(Collected data)
==================================================
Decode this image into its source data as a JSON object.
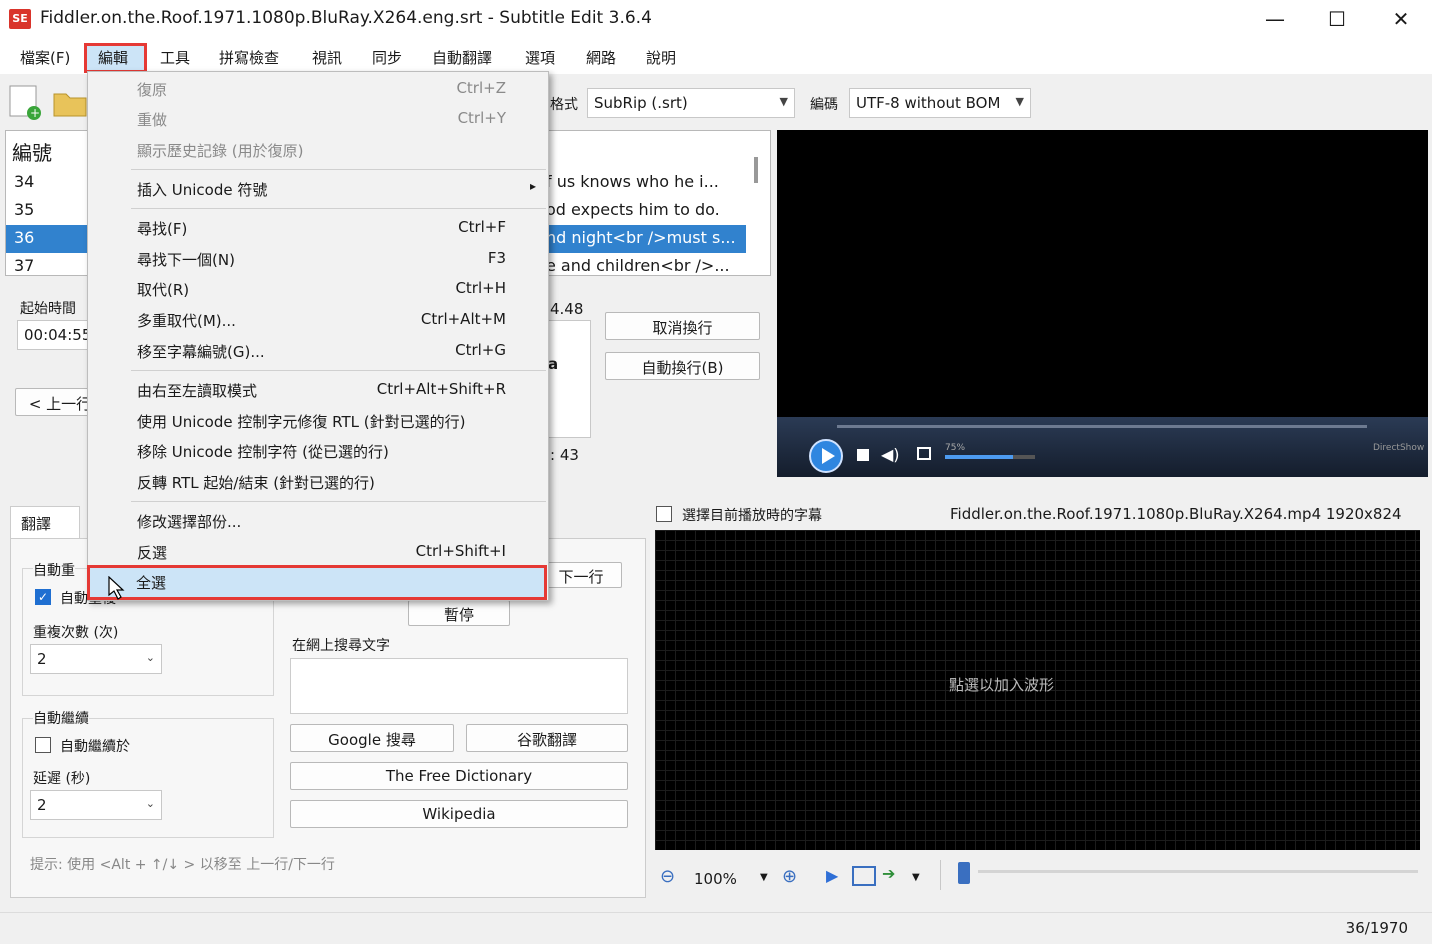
{
  "window": {
    "title": "Fiddler.on.the.Roof.1971.1080p.BluRay.X264.eng.srt - Subtitle Edit 3.6.4",
    "icon_text": "SE",
    "minimize": "—",
    "maximize": "☐",
    "close": "✕"
  },
  "menubar": {
    "items": [
      "檔案(F)",
      "編輯",
      "工具",
      "拼寫檢查",
      "視訊",
      "同步",
      "自動翻譯",
      "選項",
      "網路",
      "說明"
    ]
  },
  "toolbar": {
    "format_label": "格式",
    "format_value": "SubRip (.srt)",
    "encoding_label": "編碼",
    "encoding_value": "UTF-8 without BOM"
  },
  "sublist": {
    "header_number": "編號",
    "rows": [
      {
        "num": "34",
        "text": "f us knows who he i..."
      },
      {
        "num": "35",
        "text": "od expects him to do."
      },
      {
        "num": "36",
        "text": "nd night<br />must s..."
      },
      {
        "num": "37",
        "text": "e and children<br />..."
      }
    ]
  },
  "editpanel": {
    "start_time_label": "起始時間",
    "start_time_value": "00:04:55",
    "duration_fragment": "4.48",
    "chars_fragment": ": 43",
    "prev_button": "< 上一行",
    "unbreak_button": "取消換行",
    "autobreak_button": "自動換行(B)",
    "text_fragment": "a"
  },
  "menu": {
    "items": [
      {
        "label": "復原",
        "shortcut": "Ctrl+Z",
        "disabled": true
      },
      {
        "label": "重做",
        "shortcut": "Ctrl+Y",
        "disabled": true
      },
      {
        "label": "顯示歷史記錄 (用於復原)",
        "shortcut": "",
        "disabled": true
      },
      {
        "label": "插入 Unicode 符號",
        "shortcut": "▸",
        "disabled": false
      },
      {
        "label": "尋找(F)",
        "shortcut": "Ctrl+F",
        "disabled": false
      },
      {
        "label": "尋找下一個(N)",
        "shortcut": "F3",
        "disabled": false
      },
      {
        "label": "取代(R)",
        "shortcut": "Ctrl+H",
        "disabled": false
      },
      {
        "label": "多重取代(M)...",
        "shortcut": "Ctrl+Alt+M",
        "disabled": false
      },
      {
        "label": "移至字幕編號(G)...",
        "shortcut": "Ctrl+G",
        "disabled": false
      },
      {
        "label": "由右至左讀取模式",
        "shortcut": "Ctrl+Alt+Shift+R",
        "disabled": false
      },
      {
        "label": "使用 Unicode 控制字元修復 RTL (針對已選的行)",
        "shortcut": "",
        "disabled": false
      },
      {
        "label": "移除 Unicode 控制字符 (從已選的行)",
        "shortcut": "",
        "disabled": false
      },
      {
        "label": "反轉 RTL 起始/結束 (針對已選的行)",
        "shortcut": "",
        "disabled": false
      },
      {
        "label": "修改選擇部份...",
        "shortcut": "",
        "disabled": false
      },
      {
        "label": "反選",
        "shortcut": "Ctrl+Shift+I",
        "disabled": false
      },
      {
        "label": "全選",
        "shortcut": "",
        "disabled": false
      }
    ]
  },
  "translate": {
    "tab_label": "翻譯",
    "auto_repeat_label": "自動重",
    "auto_repeat_check": "自動重複",
    "repeat_count_label": "重複次數 (次)",
    "repeat_count_value": "2",
    "auto_continue_label": "自動繼續",
    "auto_continue_check": "自動繼續於",
    "delay_label": "延遲 (秒)",
    "delay_value": "2",
    "next_line_button": "下一行",
    "pause_button": "暫停",
    "search_web_label": "在網上搜尋文字",
    "google_search_button": "Google 搜尋",
    "google_translate_button": "谷歌翻譯",
    "free_dictionary_button": "The Free Dictionary",
    "wikipedia_button": "Wikipedia",
    "hint": "提示: 使用 <Alt + ↑/↓ > 以移至 上一行/下一行"
  },
  "waveform": {
    "select_current_label": "選擇目前播放時的字幕",
    "video_info": "Fiddler.on.the.Roof.1971.1080p.BluRay.X264.mp4 1920x824",
    "click_to_add": "點選以加入波形",
    "zoom_value": "100%"
  },
  "video": {
    "volume_label": "75%",
    "brand": "DirectShow"
  },
  "status": {
    "position": "36/1970"
  }
}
==================================================
#### [PROBLEM]
Quote the material exactly. Pictures stay out.

#### [COMPLETE ANSWER]
Decode this image into its source data as a JSON object.
{
  "window": {
    "title": "Fiddler.on.the.Roof.1971.1080p.BluRay.X264.eng.srt - Subtitle Edit 3.6.4",
    "icon_text": "SE",
    "minimize": "—",
    "maximize": "☐",
    "close": "✕"
  },
  "menubar": {
    "items": [
      "檔案(F)",
      "編輯",
      "工具",
      "拼寫檢查",
      "視訊",
      "同步",
      "自動翻譯",
      "選項",
      "網路",
      "說明"
    ]
  },
  "toolbar": {
    "format_label": "格式",
    "format_value": "SubRip (.srt)",
    "encoding_label": "編碼",
    "encoding_value": "UTF-8 without BOM"
  },
  "sublist": {
    "header_number": "編號",
    "rows": [
      {
        "num": "34",
        "text": "f us knows who he i..."
      },
      {
        "num": "35",
        "text": "od expects him to do."
      },
      {
        "num": "36",
        "text": "nd night<br />must s..."
      },
      {
        "num": "37",
        "text": "e and children<br />..."
      }
    ]
  },
  "editpanel": {
    "start_time_label": "起始時間",
    "start_time_value": "00:04:55",
    "duration_fragment": "4.48",
    "chars_fragment": ": 43",
    "prev_button": "< 上一行",
    "unbreak_button": "取消換行",
    "autobreak_button": "自動換行(B)",
    "text_fragment": "a"
  },
  "menu": {
    "items": [
      {
        "label": "復原",
        "shortcut": "Ctrl+Z",
        "disabled": true
      },
      {
        "label": "重做",
        "shortcut": "Ctrl+Y",
        "disabled": true
      },
      {
        "label": "顯示歷史記錄 (用於復原)",
        "shortcut": "",
        "disabled": true
      },
      {
        "label": "插入 Unicode 符號",
        "shortcut": "▸",
        "disabled": false
      },
      {
        "label": "尋找(F)",
        "shortcut": "Ctrl+F",
        "disabled": false
      },
      {
        "label": "尋找下一個(N)",
        "shortcut": "F3",
        "disabled": false
      },
      {
        "label": "取代(R)",
        "shortcut": "Ctrl+H",
        "disabled": false
      },
      {
        "label": "多重取代(M)...",
        "shortcut": "Ctrl+Alt+M",
        "disabled": false
      },
      {
        "label": "移至字幕編號(G)...",
        "shortcut": "Ctrl+G",
        "disabled": false
      },
      {
        "label": "由右至左讀取模式",
        "shortcut": "Ctrl+Alt+Shift+R",
        "disabled": false
      },
      {
        "label": "使用 Unicode 控制字元修復 RTL (針對已選的行)",
        "shortcut": "",
        "disabled": false
      },
      {
        "label": "移除 Unicode 控制字符 (從已選的行)",
        "shortcut": "",
        "disabled": false
      },
      {
        "label": "反轉 RTL 起始/結束 (針對已選的行)",
        "shortcut": "",
        "disabled": false
      },
      {
        "label": "修改選擇部份...",
        "shortcut": "",
        "disabled": false
      },
      {
        "label": "反選",
        "shortcut": "Ctrl+Shift+I",
        "disabled": false
      },
      {
        "label": "全選",
        "shortcut": "",
        "disabled": false
      }
    ]
  },
  "translate": {
    "tab_label": "翻譯",
    "auto_repeat_label": "自動重",
    "auto_repeat_check": "自動重複",
    "repeat_count_label": "重複次數 (次)",
    "repeat_count_value": "2",
    "auto_continue_label": "自動繼續",
    "auto_continue_check": "自動繼續於",
    "delay_label": "延遲 (秒)",
    "delay_value": "2",
    "next_line_button": "下一行",
    "pause_button": "暫停",
    "search_web_label": "在網上搜尋文字",
    "google_search_button": "Google 搜尋",
    "google_translate_button": "谷歌翻譯",
    "free_dictionary_button": "The Free Dictionary",
    "wikipedia_button": "Wikipedia",
    "hint": "提示: 使用 <Alt + ↑/↓ > 以移至 上一行/下一行"
  },
  "waveform": {
    "select_current_label": "選擇目前播放時的字幕",
    "video_info": "Fiddler.on.the.Roof.1971.1080p.BluRay.X264.mp4 1920x824",
    "click_to_add": "點選以加入波形",
    "zoom_value": "100%"
  },
  "video": {
    "volume_label": "75%",
    "brand": "DirectShow"
  },
  "status": {
    "position": "36/1970"
  }
}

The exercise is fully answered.